SHORT TASK.
Tally every line of the material that includes "ФЕДЕРАЛЬНОГО", then give the tally and nothing else.
== ENTRIES SHOWN ==
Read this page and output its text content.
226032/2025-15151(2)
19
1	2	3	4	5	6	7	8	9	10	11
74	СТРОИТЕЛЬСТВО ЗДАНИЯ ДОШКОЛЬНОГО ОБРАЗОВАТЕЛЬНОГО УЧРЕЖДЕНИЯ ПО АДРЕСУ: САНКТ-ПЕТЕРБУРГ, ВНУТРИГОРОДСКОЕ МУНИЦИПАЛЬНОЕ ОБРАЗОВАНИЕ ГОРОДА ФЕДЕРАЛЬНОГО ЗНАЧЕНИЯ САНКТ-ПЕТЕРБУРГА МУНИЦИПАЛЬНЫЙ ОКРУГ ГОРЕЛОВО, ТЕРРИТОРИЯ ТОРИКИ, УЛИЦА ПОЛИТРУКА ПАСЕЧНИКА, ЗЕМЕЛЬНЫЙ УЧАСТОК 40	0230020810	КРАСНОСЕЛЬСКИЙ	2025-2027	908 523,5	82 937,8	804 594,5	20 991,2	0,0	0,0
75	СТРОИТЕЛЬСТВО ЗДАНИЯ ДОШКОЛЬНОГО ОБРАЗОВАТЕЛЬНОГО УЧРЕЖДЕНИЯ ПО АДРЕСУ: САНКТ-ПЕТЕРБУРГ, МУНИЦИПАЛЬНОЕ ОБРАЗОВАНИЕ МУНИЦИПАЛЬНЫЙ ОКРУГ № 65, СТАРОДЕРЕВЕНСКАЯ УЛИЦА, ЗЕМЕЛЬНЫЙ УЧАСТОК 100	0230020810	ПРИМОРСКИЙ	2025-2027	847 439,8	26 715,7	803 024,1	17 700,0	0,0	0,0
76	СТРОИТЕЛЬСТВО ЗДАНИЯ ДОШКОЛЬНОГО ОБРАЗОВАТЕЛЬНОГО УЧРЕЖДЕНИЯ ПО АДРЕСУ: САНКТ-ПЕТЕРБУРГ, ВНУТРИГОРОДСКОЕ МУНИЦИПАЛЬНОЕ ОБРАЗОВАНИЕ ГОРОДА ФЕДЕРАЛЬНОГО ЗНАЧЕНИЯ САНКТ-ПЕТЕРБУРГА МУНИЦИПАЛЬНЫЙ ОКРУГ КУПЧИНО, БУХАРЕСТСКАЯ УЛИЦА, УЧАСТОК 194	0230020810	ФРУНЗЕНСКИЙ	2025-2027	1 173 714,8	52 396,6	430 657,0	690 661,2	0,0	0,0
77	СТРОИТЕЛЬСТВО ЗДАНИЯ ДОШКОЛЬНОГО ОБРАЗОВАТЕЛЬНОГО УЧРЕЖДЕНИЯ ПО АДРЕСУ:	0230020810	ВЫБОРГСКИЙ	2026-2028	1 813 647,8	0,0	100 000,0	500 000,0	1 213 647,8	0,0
===
EXERCISE ANSWER.
2